-- BEGIN --
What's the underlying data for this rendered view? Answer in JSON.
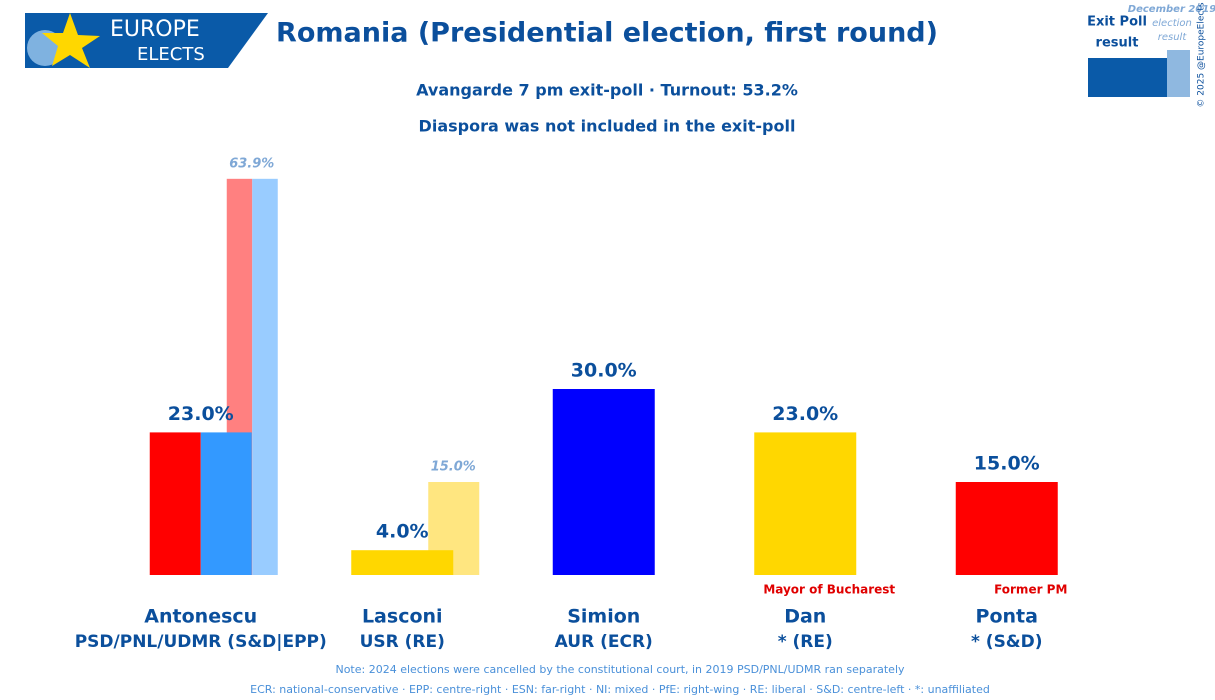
{
  "header": {
    "logo_top": "EUROPE",
    "logo_bottom": "ELECTS"
  },
  "chart_data": {
    "type": "bar",
    "title": "Romania (Presidential election, first round)",
    "subtitle": [
      "Avangarde 7 pm exit-poll · Turnout: 53.2%",
      "Diaspora was not included in the exit-poll"
    ],
    "categories": [
      "Antonescu",
      "Lasconi",
      "Simion",
      "Dan",
      "Ponta"
    ],
    "parties": [
      "PSD/PNL/UDMR (S&D|EPP)",
      "USR (RE)",
      "AUR (ECR)",
      "* (RE)",
      "* (S&D)"
    ],
    "category_notes": [
      null,
      null,
      null,
      "Mayor of Bucharest",
      "Former PM"
    ],
    "series": [
      {
        "name": [
          "Exit Poll",
          "result"
        ],
        "color": "#0a5aa8",
        "values": [
          23.0,
          4.0,
          30.0,
          23.0,
          15.0
        ],
        "value_labels": [
          "23.0%",
          "4.0%",
          "30.0%",
          "23.0%",
          "15.0%"
        ],
        "colors": [
          [
            "#ff0000",
            "#3399ff"
          ],
          [
            "#ffd700"
          ],
          [
            "#0000ff"
          ],
          [
            "#ffd700"
          ],
          [
            "#ff0000"
          ]
        ]
      },
      {
        "name": [
          "December 2019",
          "election",
          "result"
        ],
        "color": "#8fb8e0",
        "values": [
          63.9,
          15.0,
          null,
          null,
          null
        ],
        "value_labels": [
          "63.9%",
          "15.0%",
          null,
          null,
          null
        ],
        "colors": [
          [
            "#ff8080",
            "#99ccff"
          ],
          [
            "#ffe680"
          ],
          null,
          null,
          null
        ]
      }
    ],
    "ylim": [
      0,
      70
    ]
  },
  "copyright": "© 2025 @EuropeElects",
  "footer": [
    "Note: 2024 elections were cancelled by the constitutional court, in 2019 PSD/PNL/UDMR ran separately",
    "ECR: national-conservative · EPP: centre-right · ESN: far-right · NI: mixed · PfE: right-wing · RE: liberal · S&D: centre-left · *: unaffiliated"
  ]
}
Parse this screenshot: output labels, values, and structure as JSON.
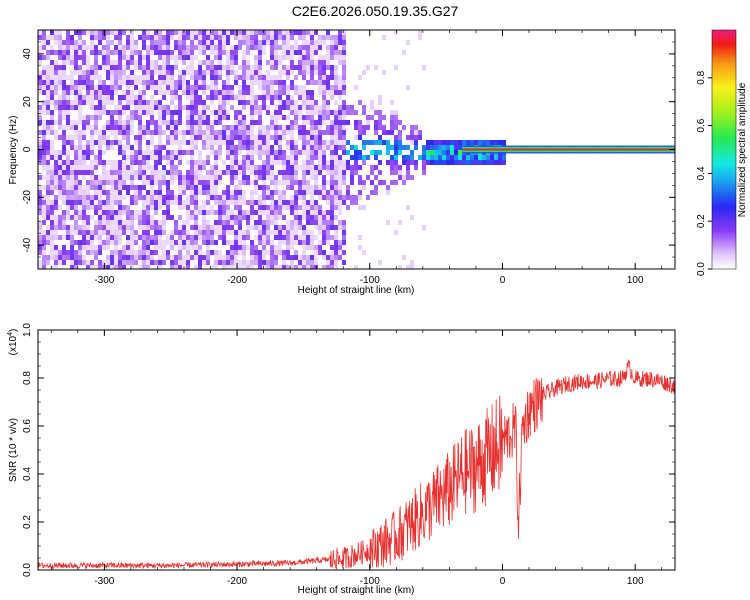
{
  "title": "C2E6.2026.050.19.35.G27",
  "chart_data": [
    {
      "type": "heatmap",
      "xlabel": "Height of straight line (km)",
      "ylabel": "Frequency (Hz)",
      "xlim": [
        -350,
        130
      ],
      "ylim": [
        -50,
        50
      ],
      "x_ticks": [
        -300,
        -200,
        -100,
        0,
        100
      ],
      "y_ticks": [
        -40,
        -20,
        0,
        20,
        40
      ],
      "colorbar": {
        "label": "Normalized spectral amplitude",
        "range": [
          0,
          1
        ],
        "ticks": [
          0.0,
          0.2,
          0.4,
          0.6,
          0.8
        ],
        "tick_labels": [
          "0.0",
          "0.2",
          "0.4",
          "0.6",
          "0.8"
        ]
      },
      "description_series": [
        {
          "name": "noise_region",
          "x_range": [
            -350,
            -120
          ],
          "freq_range": [
            -50,
            50
          ],
          "amplitude_range": [
            0.05,
            0.2
          ]
        },
        {
          "name": "signal_line",
          "x_range": [
            -120,
            130
          ],
          "freq_center": 0,
          "amplitude_range": [
            0.3,
            1.0
          ]
        }
      ]
    },
    {
      "type": "line",
      "xlabel": "Height of straight line (km)",
      "ylabel": "SNR (10 * v/v)",
      "y_scale_label": "(x10",
      "y_scale_exp": "4",
      "y_scale_close": ")",
      "xlim": [
        -350,
        130
      ],
      "ylim": [
        0,
        1.0
      ],
      "x_ticks": [
        -300,
        -200,
        -100,
        0,
        100
      ],
      "y_ticks": [
        0.0,
        0.2,
        0.4,
        0.6,
        0.8,
        1.0
      ],
      "y_tick_labels": [
        "0.0",
        "0.2",
        "0.4",
        "0.6",
        "0.8",
        "1.0"
      ],
      "series": [
        {
          "name": "SNR",
          "color": "#e8302e",
          "x": [
            -350,
            -300,
            -250,
            -200,
            -160,
            -140,
            -120,
            -110,
            -100,
            -90,
            -80,
            -70,
            -60,
            -50,
            -40,
            -30,
            -20,
            -10,
            0,
            10,
            12,
            15,
            20,
            30,
            40,
            50,
            60,
            70,
            80,
            90,
            95,
            100,
            110,
            120,
            130
          ],
          "y": [
            0.02,
            0.02,
            0.02,
            0.025,
            0.03,
            0.04,
            0.05,
            0.07,
            0.09,
            0.12,
            0.15,
            0.2,
            0.25,
            0.3,
            0.35,
            0.42,
            0.45,
            0.5,
            0.55,
            0.6,
            0.2,
            0.6,
            0.68,
            0.73,
            0.76,
            0.78,
            0.79,
            0.79,
            0.8,
            0.8,
            0.85,
            0.8,
            0.8,
            0.79,
            0.77
          ]
        }
      ]
    }
  ],
  "colors": {
    "signal": "#e8302e",
    "noise_purple": "#7b2bf0"
  }
}
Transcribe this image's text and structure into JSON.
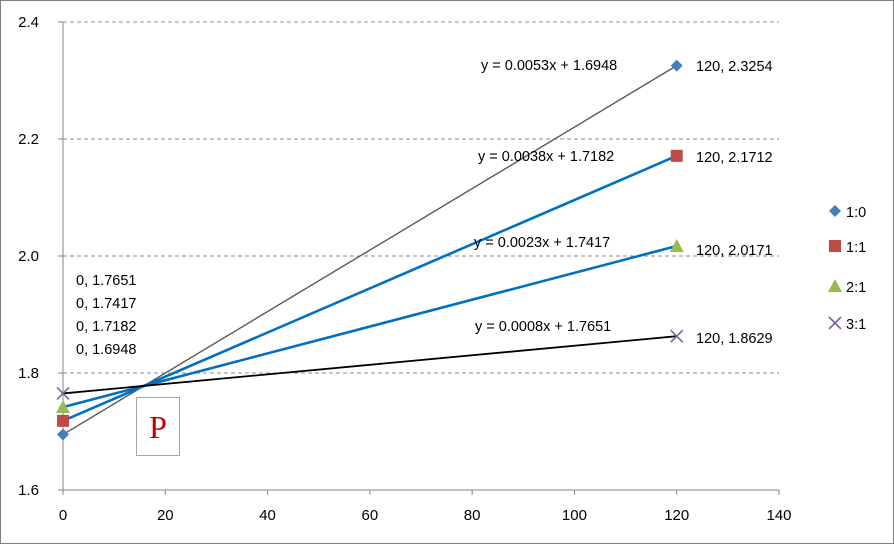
-- END --
TASK TO COMPLETE:
Without including any pictures, print each record exactly.

FINAL ANSWER:
What's the underlying data for this rendered view? Answer in JSON.
{
  "header": {
    "logo_top": "EUROPE",
    "logo_bottom": "ELECTS"
  },
  "chart_data": {
    "type": "bar",
    "title": "Romania (Presidential election, first round)",
    "subtitle": [
      "Avangarde 7 pm exit-poll · Turnout: 53.2%",
      "Diaspora was not included in the exit-poll"
    ],
    "categories": [
      "Antonescu",
      "Lasconi",
      "Simion",
      "Dan",
      "Ponta"
    ],
    "parties": [
      "PSD/PNL/UDMR (S&D|EPP)",
      "USR (RE)",
      "AUR (ECR)",
      "* (RE)",
      "* (S&D)"
    ],
    "category_notes": [
      null,
      null,
      null,
      "Mayor of Bucharest",
      "Former PM"
    ],
    "series": [
      {
        "name": [
          "Exit Poll",
          "result"
        ],
        "color": "#0a5aa8",
        "values": [
          23.0,
          4.0,
          30.0,
          23.0,
          15.0
        ],
        "value_labels": [
          "23.0%",
          "4.0%",
          "30.0%",
          "23.0%",
          "15.0%"
        ],
        "colors": [
          [
            "#ff0000",
            "#3399ff"
          ],
          [
            "#ffd700"
          ],
          [
            "#0000ff"
          ],
          [
            "#ffd700"
          ],
          [
            "#ff0000"
          ]
        ]
      },
      {
        "name": [
          "December 2019",
          "election",
          "result"
        ],
        "color": "#8fb8e0",
        "values": [
          63.9,
          15.0,
          null,
          null,
          null
        ],
        "value_labels": [
          "63.9%",
          "15.0%",
          null,
          null,
          null
        ],
        "colors": [
          [
            "#ff8080",
            "#99ccff"
          ],
          [
            "#ffe680"
          ],
          null,
          null,
          null
        ]
      }
    ],
    "ylim": [
      0,
      70
    ]
  },
  "copyright": "© 2025 @EuropeElects",
  "footer": [
    "Note: 2024 elections were cancelled by the constitutional court, in 2019 PSD/PNL/UDMR ran separately",
    "ECR: national-conservative · EPP: centre-right · ESN: far-right · NI: mixed · PfE: right-wing · RE: liberal · S&D: centre-left · *: unaffiliated"
  ]
}
Parse this screenshot: output labels, values, and structure as JSON.
{
  "title": "C2E6.2026.050.19.35.G27",
  "chart_data": [
    {
      "type": "heatmap",
      "xlabel": "Height of straight line (km)",
      "ylabel": "Frequency (Hz)",
      "xlim": [
        -350,
        130
      ],
      "ylim": [
        -50,
        50
      ],
      "x_ticks": [
        -300,
        -200,
        -100,
        0,
        100
      ],
      "y_ticks": [
        -40,
        -20,
        0,
        20,
        40
      ],
      "colorbar": {
        "label": "Normalized spectral amplitude",
        "range": [
          0,
          1
        ],
        "ticks": [
          0.0,
          0.2,
          0.4,
          0.6,
          0.8
        ],
        "tick_labels": [
          "0.0",
          "0.2",
          "0.4",
          "0.6",
          "0.8"
        ]
      },
      "description_series": [
        {
          "name": "noise_region",
          "x_range": [
            -350,
            -120
          ],
          "freq_range": [
            -50,
            50
          ],
          "amplitude_range": [
            0.05,
            0.2
          ]
        },
        {
          "name": "signal_line",
          "x_range": [
            -120,
            130
          ],
          "freq_center": 0,
          "amplitude_range": [
            0.3,
            1.0
          ]
        }
      ]
    },
    {
      "type": "line",
      "xlabel": "Height of straight line (km)",
      "ylabel": "SNR (10 * v/v)",
      "y_scale_label": "(x10",
      "y_scale_exp": "4",
      "y_scale_close": ")",
      "xlim": [
        -350,
        130
      ],
      "ylim": [
        0,
        1.0
      ],
      "x_ticks": [
        -300,
        -200,
        -100,
        0,
        100
      ],
      "y_ticks": [
        0.0,
        0.2,
        0.4,
        0.6,
        0.8,
        1.0
      ],
      "y_tick_labels": [
        "0.0",
        "0.2",
        "0.4",
        "0.6",
        "0.8",
        "1.0"
      ],
      "series": [
        {
          "name": "SNR",
          "color": "#e8302e",
          "x": [
            -350,
            -300,
            -250,
            -200,
            -160,
            -140,
            -120,
            -110,
            -100,
            -90,
            -80,
            -70,
            -60,
            -50,
            -40,
            -30,
            -20,
            -10,
            0,
            10,
            12,
            15,
            20,
            30,
            40,
            50,
            60,
            70,
            80,
            90,
            95,
            100,
            110,
            120,
            130
          ],
          "y": [
            0.02,
            0.02,
            0.02,
            0.025,
            0.03,
            0.04,
            0.05,
            0.07,
            0.09,
            0.12,
            0.15,
            0.2,
            0.25,
            0.3,
            0.35,
            0.42,
            0.45,
            0.5,
            0.55,
            0.6,
            0.2,
            0.6,
            0.68,
            0.73,
            0.76,
            0.78,
            0.79,
            0.79,
            0.8,
            0.8,
            0.85,
            0.8,
            0.8,
            0.79,
            0.77
          ]
        }
      ]
    }
  ],
  "colors": {
    "signal": "#e8302e",
    "noise_purple": "#7b2bf0"
  }
}
Transcribe this image's text and structure into JSON.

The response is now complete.